§ Source records:
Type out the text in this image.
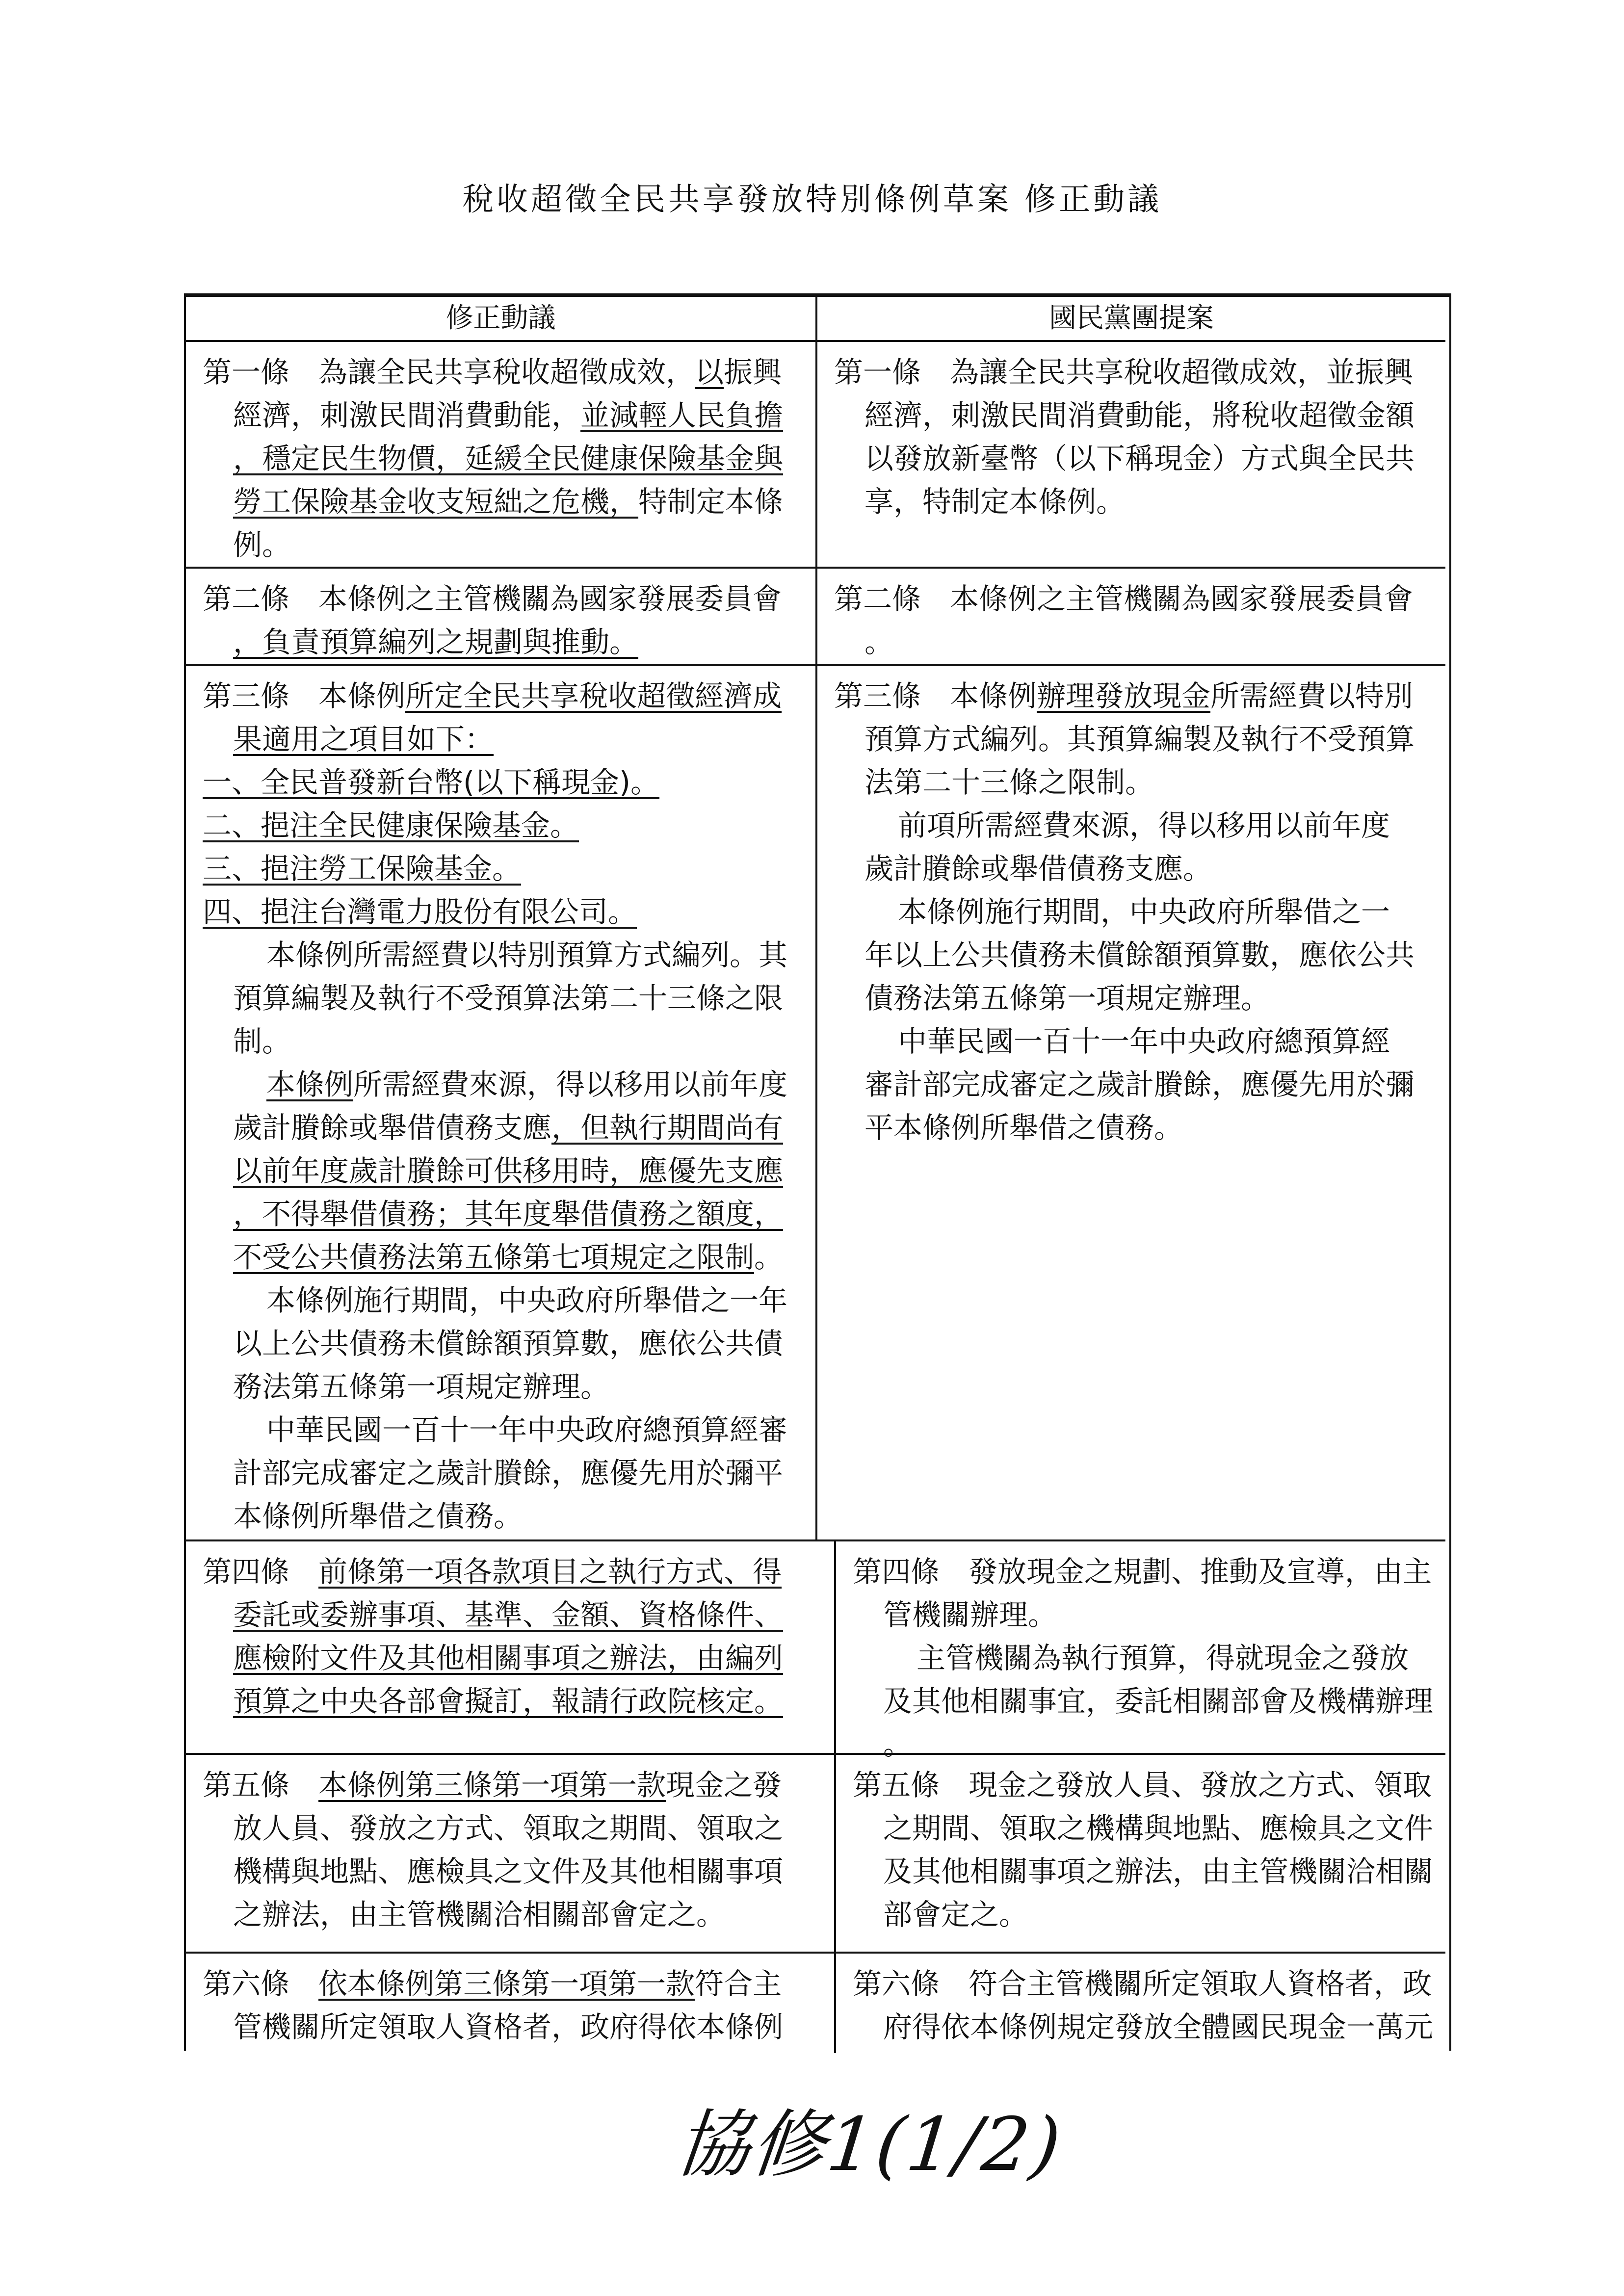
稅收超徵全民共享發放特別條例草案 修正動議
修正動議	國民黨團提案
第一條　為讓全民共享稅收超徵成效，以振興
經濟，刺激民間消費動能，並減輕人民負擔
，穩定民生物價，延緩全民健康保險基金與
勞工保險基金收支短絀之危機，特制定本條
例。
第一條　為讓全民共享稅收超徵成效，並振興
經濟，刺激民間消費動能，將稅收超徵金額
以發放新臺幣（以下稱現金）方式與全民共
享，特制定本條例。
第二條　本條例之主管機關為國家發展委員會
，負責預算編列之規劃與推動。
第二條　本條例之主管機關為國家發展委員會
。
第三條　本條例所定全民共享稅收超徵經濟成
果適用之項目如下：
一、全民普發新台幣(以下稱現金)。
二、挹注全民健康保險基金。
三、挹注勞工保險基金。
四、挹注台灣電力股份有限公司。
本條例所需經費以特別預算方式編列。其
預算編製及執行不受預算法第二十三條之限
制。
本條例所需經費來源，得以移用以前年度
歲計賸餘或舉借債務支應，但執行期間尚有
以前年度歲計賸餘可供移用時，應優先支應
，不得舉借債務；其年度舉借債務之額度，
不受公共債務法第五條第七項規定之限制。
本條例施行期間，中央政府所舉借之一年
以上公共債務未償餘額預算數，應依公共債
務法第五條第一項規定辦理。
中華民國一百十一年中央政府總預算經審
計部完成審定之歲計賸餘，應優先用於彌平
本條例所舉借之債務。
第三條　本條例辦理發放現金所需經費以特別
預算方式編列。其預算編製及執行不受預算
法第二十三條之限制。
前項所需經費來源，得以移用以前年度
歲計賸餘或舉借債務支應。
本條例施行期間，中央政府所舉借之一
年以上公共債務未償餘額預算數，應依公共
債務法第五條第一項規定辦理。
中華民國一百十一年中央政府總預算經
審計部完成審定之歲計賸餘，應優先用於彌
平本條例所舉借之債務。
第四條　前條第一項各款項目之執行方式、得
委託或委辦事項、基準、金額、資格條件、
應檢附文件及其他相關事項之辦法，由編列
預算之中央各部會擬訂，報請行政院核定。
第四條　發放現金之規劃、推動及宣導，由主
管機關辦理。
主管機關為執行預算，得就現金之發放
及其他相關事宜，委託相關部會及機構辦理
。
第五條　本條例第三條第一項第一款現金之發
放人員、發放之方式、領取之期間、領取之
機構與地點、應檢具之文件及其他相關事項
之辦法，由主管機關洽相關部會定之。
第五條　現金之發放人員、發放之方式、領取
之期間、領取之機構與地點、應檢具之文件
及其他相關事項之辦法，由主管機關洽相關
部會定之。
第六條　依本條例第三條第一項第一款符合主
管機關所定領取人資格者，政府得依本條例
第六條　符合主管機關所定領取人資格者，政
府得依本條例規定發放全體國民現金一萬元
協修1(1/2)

§ Written task: The material above must be printed exactly, with its pictures left out.

§ Solution for this exercise:
Type out the text in this image.
稅收超徵全民共享發放特別條例草案 修正動議
修正動議	國民黨團提案
第一條　為讓全民共享稅收超徵成效，以振興
經濟，刺激民間消費動能，並減輕人民負擔
，穩定民生物價，延緩全民健康保險基金與
勞工保險基金收支短絀之危機，特制定本條
例。
第一條　為讓全民共享稅收超徵成效，並振興
經濟，刺激民間消費動能，將稅收超徵金額
以發放新臺幣（以下稱現金）方式與全民共
享，特制定本條例。
第二條　本條例之主管機關為國家發展委員會
，負責預算編列之規劃與推動。
第二條　本條例之主管機關為國家發展委員會
。
第三條　本條例所定全民共享稅收超徵經濟成
果適用之項目如下：
一、全民普發新台幣(以下稱現金)。
二、挹注全民健康保險基金。
三、挹注勞工保險基金。
四、挹注台灣電力股份有限公司。
本條例所需經費以特別預算方式編列。其
預算編製及執行不受預算法第二十三條之限
制。
本條例所需經費來源，得以移用以前年度
歲計賸餘或舉借債務支應，但執行期間尚有
以前年度歲計賸餘可供移用時，應優先支應
，不得舉借債務；其年度舉借債務之額度，
不受公共債務法第五條第七項規定之限制。
本條例施行期間，中央政府所舉借之一年
以上公共債務未償餘額預算數，應依公共債
務法第五條第一項規定辦理。
中華民國一百十一年中央政府總預算經審
計部完成審定之歲計賸餘，應優先用於彌平
本條例所舉借之債務。
第三條　本條例辦理發放現金所需經費以特別
預算方式編列。其預算編製及執行不受預算
法第二十三條之限制。
前項所需經費來源，得以移用以前年度
歲計賸餘或舉借債務支應。
本條例施行期間，中央政府所舉借之一
年以上公共債務未償餘額預算數，應依公共
債務法第五條第一項規定辦理。
中華民國一百十一年中央政府總預算經
審計部完成審定之歲計賸餘，應優先用於彌
平本條例所舉借之債務。
第四條　前條第一項各款項目之執行方式、得
委託或委辦事項、基準、金額、資格條件、
應檢附文件及其他相關事項之辦法，由編列
預算之中央各部會擬訂，報請行政院核定。
第四條　發放現金之規劃、推動及宣導，由主
管機關辦理。
主管機關為執行預算，得就現金之發放
及其他相關事宜，委託相關部會及機構辦理
。
第五條　本條例第三條第一項第一款現金之發
放人員、發放之方式、領取之期間、領取之
機構與地點、應檢具之文件及其他相關事項
之辦法，由主管機關洽相關部會定之。
第五條　現金之發放人員、發放之方式、領取
之期間、領取之機構與地點、應檢具之文件
及其他相關事項之辦法，由主管機關洽相關
部會定之。
第六條　依本條例第三條第一項第一款符合主
管機關所定領取人資格者，政府得依本條例
第六條　符合主管機關所定領取人資格者，政
府得依本條例規定發放全體國民現金一萬元
協修1(1/2)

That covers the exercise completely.